◆ **REQUIRED ACTION**
Lift out all lines below that contain "Farina".

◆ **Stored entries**
● ● ● ●

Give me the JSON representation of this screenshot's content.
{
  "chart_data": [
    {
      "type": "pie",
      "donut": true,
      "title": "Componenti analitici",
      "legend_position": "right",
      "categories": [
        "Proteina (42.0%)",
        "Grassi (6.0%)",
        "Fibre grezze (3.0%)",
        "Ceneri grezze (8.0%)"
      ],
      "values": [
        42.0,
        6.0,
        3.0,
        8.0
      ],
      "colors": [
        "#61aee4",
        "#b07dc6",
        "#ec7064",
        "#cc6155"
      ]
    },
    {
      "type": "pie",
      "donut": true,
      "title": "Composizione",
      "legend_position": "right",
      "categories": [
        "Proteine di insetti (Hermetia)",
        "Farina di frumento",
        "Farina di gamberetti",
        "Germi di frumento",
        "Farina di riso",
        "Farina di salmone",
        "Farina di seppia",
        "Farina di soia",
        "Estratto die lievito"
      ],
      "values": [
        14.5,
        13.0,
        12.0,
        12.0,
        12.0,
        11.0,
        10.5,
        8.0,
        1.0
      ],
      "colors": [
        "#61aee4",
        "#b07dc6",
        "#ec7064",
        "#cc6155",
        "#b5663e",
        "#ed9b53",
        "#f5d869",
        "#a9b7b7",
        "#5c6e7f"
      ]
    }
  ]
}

● ● ● ●

◆ **RESPONSE TO THIS TASK**
        "Farina di frumento",
        "Farina di gamberetti",
        "Farina di riso",
        "Farina di salmone",
        "Farina di seppia",
        "Farina di soia",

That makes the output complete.